WHAT THE TASK ASKS:
In the rows starting at the one containing "cell-asia-2nd: 8 (324, 307, 432, 363)" and ending at the one containing "times-glyph (485, 326, 500, 343)", change "times-glyph" to "multiply-sign" and write those rows out again with nothing else altered.

RECORDS FOR THE TASK:
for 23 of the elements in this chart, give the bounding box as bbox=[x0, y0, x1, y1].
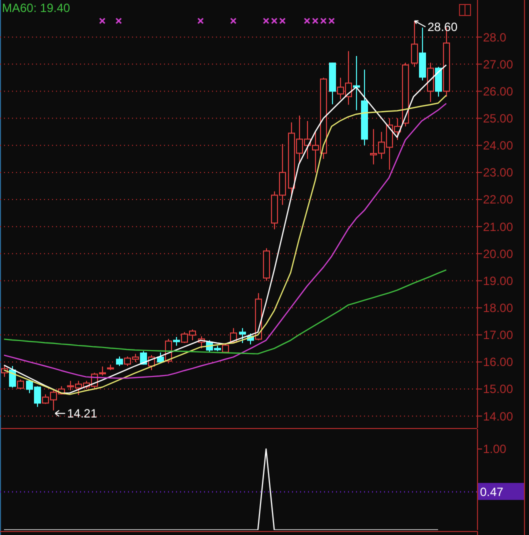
ref-line-label: 0.47 bbox=[480, 485, 504, 500]
text: 1.00 bbox=[483, 442, 507, 456]
y-tick-label: 22.00 bbox=[483, 192, 514, 207]
y-tick-label: 17.00 bbox=[483, 328, 514, 342]
y-tick-label: 16.00 bbox=[483, 355, 514, 370]
y-tick-label: 21.00 bbox=[483, 220, 514, 234]
y-tick-label: 23.00 bbox=[483, 166, 514, 180]
y-tick-label: 20.00 bbox=[483, 246, 514, 261]
candlestick bbox=[411, 20, 418, 68]
y-tick-label: 26.00 bbox=[483, 84, 514, 98]
y-tick-label: 14.00 bbox=[483, 409, 514, 424]
annotation: MA60: 19.40 bbox=[2, 1, 70, 15]
y-tick-label: 19.00 bbox=[483, 274, 514, 288]
annotation: 14.21 bbox=[67, 406, 98, 421]
y-tick-label: 25.00 bbox=[483, 112, 514, 126]
annotation: 28.60 bbox=[428, 20, 458, 34]
y-tick-label: 15.00 bbox=[483, 382, 514, 396]
y-tick-label: 28.0 bbox=[483, 30, 507, 44]
y-tick-label: 24.00 bbox=[483, 138, 514, 153]
y-tick-label: 18.00 bbox=[483, 301, 514, 316]
candlestick bbox=[361, 69, 368, 146]
y-tick-label: 27.00 bbox=[483, 57, 514, 72]
candlestick bbox=[419, 27, 426, 81]
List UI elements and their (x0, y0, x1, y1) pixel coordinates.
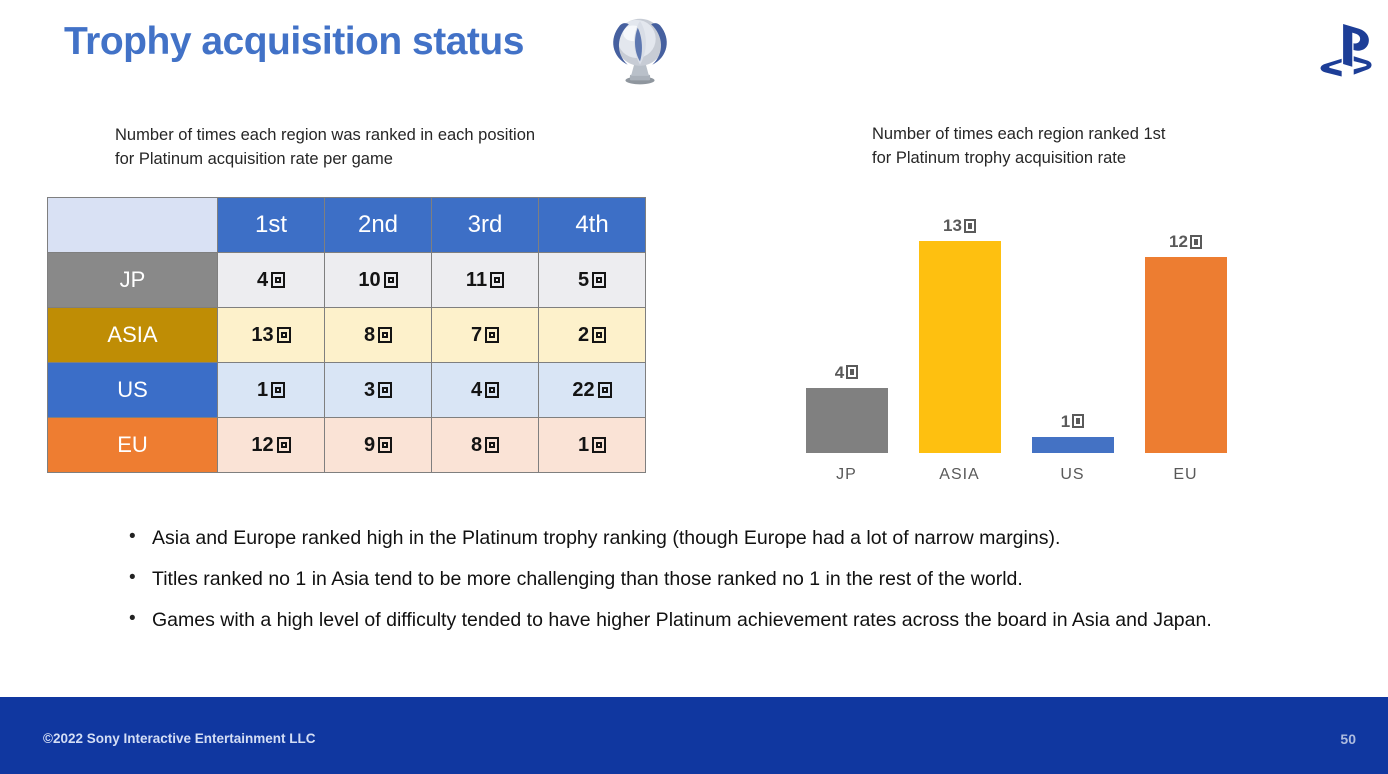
cell-asia-2nd: 8 (324, 307, 432, 363)
times-glyph (276, 326, 291, 343)
chart-caption-line2: for Platinum trophy acquisition rate (872, 148, 1127, 167)
times-glyph (271, 271, 286, 288)
chart-caption-line1: Number of times each region ranked 1st (872, 125, 1166, 143)
cell-eu-2nd: 9 (324, 417, 432, 473)
times-glyph (592, 326, 607, 343)
bar-us (1031, 436, 1114, 453)
column-header-3rd: 3rd (431, 197, 539, 253)
category-label-asia: ASIA (939, 466, 980, 483)
ranking-table: 1st 2nd 3rd 4th JP 4 10 11 5 ASIA 13 8 7… (47, 197, 646, 473)
table-header-row: 1st 2nd 3rd 4th (47, 197, 646, 253)
times-glyph (383, 271, 398, 288)
cell-asia-4th: 2 (538, 307, 646, 363)
row-label-eu: EU (47, 417, 218, 473)
times-glyph (1189, 234, 1202, 249)
finding-item-1: Asia and Europe ranked high in the Plati… (127, 526, 1372, 550)
chart-column-eu: 12 (1129, 232, 1242, 453)
times-glyph (490, 271, 505, 288)
times-glyph (592, 436, 607, 453)
cell-eu-3rd: 8 (431, 417, 539, 473)
cell-jp-4th: 5 (538, 252, 646, 308)
times-glyph (271, 381, 286, 398)
category-label-us: US (1060, 466, 1085, 483)
cell-us-2nd: 3 (324, 362, 432, 418)
times-glyph (963, 218, 976, 233)
chart-column-asia: 13 (903, 216, 1016, 453)
platinum-trophy-icon (613, 18, 667, 85)
table-row-us: US 1 3 4 22 (47, 362, 646, 418)
cell-jp-2nd: 10 (324, 252, 432, 308)
times-glyph (1072, 414, 1085, 429)
cell-us-3rd: 4 (431, 362, 539, 418)
playstation-logo (1320, 24, 1372, 77)
cell-us-1st: 1 (217, 362, 325, 418)
chart-column-us: 1 (1016, 412, 1129, 453)
chart-category-axis: JP ASIA US EU (790, 466, 1242, 484)
row-label-us: US (47, 362, 218, 418)
finding-item-3: Games with a high level of difficulty te… (127, 608, 1372, 632)
row-label-asia: ASIA (47, 307, 218, 363)
chart-column-jp: 4 (790, 363, 903, 453)
times-glyph (485, 436, 500, 453)
column-header-2nd: 2nd (324, 197, 432, 253)
times-glyph (485, 326, 500, 343)
times-glyph (485, 381, 500, 398)
cell-jp-3rd: 11 (431, 252, 539, 308)
table-caption: Number of times each region was ranked i… (115, 124, 535, 172)
footer-bar: ©2022 Sony Interactive Entertainment LLC… (0, 697, 1388, 774)
bar-asia (918, 241, 1001, 453)
bar-jp (805, 387, 888, 453)
cell-eu-1st: 12 (217, 417, 325, 473)
table-caption-line1: Number of times each region was ranked i… (115, 126, 536, 144)
times-glyph (378, 326, 393, 343)
chart-plot-area: 4 13 1 12 (790, 212, 1242, 453)
category-label-eu: EU (1173, 466, 1198, 483)
row-label-jp: JP (47, 252, 218, 308)
times-glyph (846, 365, 859, 380)
bar-value-label-jp: 4 (835, 363, 859, 383)
page-number: 50 (1340, 730, 1356, 747)
page-title: Trophy acquisition status (64, 20, 524, 63)
bar-value-label-us: 1 (1061, 412, 1085, 432)
finding-item-2: Titles ranked no 1 in Asia tend to be mo… (127, 567, 1372, 591)
category-label-jp: JP (836, 466, 857, 483)
times-glyph (378, 436, 393, 453)
cell-asia-3rd: 7 (431, 307, 539, 363)
column-header-1st: 1st (217, 197, 325, 253)
times-glyph (276, 436, 291, 453)
cell-jp-1st: 4 (217, 252, 325, 308)
bar-value-label-eu: 12 (1169, 232, 1202, 252)
copyright-text: ©2022 Sony Interactive Entertainment LLC (43, 731, 316, 746)
bar-chart: 4 13 1 12 JP ASIA US EU (790, 212, 1242, 484)
column-header-4th: 4th (538, 197, 646, 253)
cell-asia-1st: 13 (217, 307, 325, 363)
times-glyph (592, 271, 607, 288)
table-row-eu: EU 12 9 8 1 (47, 417, 646, 473)
times-glyph (378, 381, 393, 398)
findings-list: Asia and Europe ranked high in the Plati… (127, 526, 1372, 650)
table-corner-cell (47, 197, 218, 253)
times-glyph (597, 381, 612, 398)
table-row-jp: JP 4 10 11 5 (47, 252, 646, 308)
table-caption-line2: for Platinum acquisition rate per game (115, 149, 393, 168)
bar-value-label-asia: 13 (943, 216, 976, 236)
cell-eu-4th: 1 (538, 417, 646, 473)
bar-eu (1144, 257, 1227, 453)
cell-us-4th: 22 (538, 362, 646, 418)
chart-caption: Number of times each region ranked 1st f… (872, 123, 1165, 171)
table-row-asia: ASIA 13 8 7 2 (47, 307, 646, 363)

ANSWER BELOW:
cell-asia-2nd: 8 (324, 307, 432, 363)
multiply-sign (276, 326, 291, 343)
chart-caption-line2: for Platinum trophy acquisition rate (872, 148, 1127, 167)
multiply-sign (271, 271, 286, 288)
chart-caption-line1: Number of times each region ranked 1st (872, 125, 1166, 143)
cell-eu-2nd: 9 (324, 417, 432, 473)
multiply-sign (592, 326, 607, 343)
bar-us (1031, 436, 1114, 453)
column-header-3rd: 3rd (431, 197, 539, 253)
category-label-asia: ASIA (939, 466, 980, 483)
ranking-table: 1st 2nd 3rd 4th JP 4 10 11 5 ASIA 13 8 7… (47, 197, 646, 473)
table-header-row: 1st 2nd 3rd 4th (47, 197, 646, 253)
multiply-sign (383, 271, 398, 288)
cell-asia-4th: 2 (538, 307, 646, 363)
row-label-eu: EU (47, 417, 218, 473)
multiply-sign (1189, 234, 1202, 249)
finding-item-1: Asia and Europe ranked high in the Plati… (127, 526, 1372, 550)
chart-column-eu: 12 (1129, 232, 1242, 453)
multiply-sign (490, 271, 505, 288)
multiply-sign (592, 436, 607, 453)
cell-eu-3rd: 8 (431, 417, 539, 473)
cell-jp-4th: 5 (538, 252, 646, 308)
multiply-sign (271, 381, 286, 398)
category-label-us: US (1060, 466, 1085, 483)
cell-us-2nd: 3 (324, 362, 432, 418)
multiply-sign (963, 218, 976, 233)
chart-column-asia: 13 (903, 216, 1016, 453)
platinum-trophy-icon (613, 18, 667, 85)
table-row-us: US 1 3 4 22 (47, 362, 646, 418)
cell-jp-2nd: 10 (324, 252, 432, 308)
multiply-sign (1072, 414, 1085, 429)
cell-us-3rd: 4 (431, 362, 539, 418)
playstation-logo (1320, 24, 1372, 77)
cell-us-1st: 1 (217, 362, 325, 418)
chart-column-us: 1 (1016, 412, 1129, 453)
chart-category-axis: JP ASIA US EU (790, 466, 1242, 484)
row-label-us: US (47, 362, 218, 418)
finding-item-3: Games with a high level of difficulty te… (127, 608, 1372, 632)
row-label-asia: ASIA (47, 307, 218, 363)
chart-column-jp: 4 (790, 363, 903, 453)
multiply-sign (485, 436, 500, 453)
column-header-2nd: 2nd (324, 197, 432, 253)
multiply-sign (485, 326, 500, 343)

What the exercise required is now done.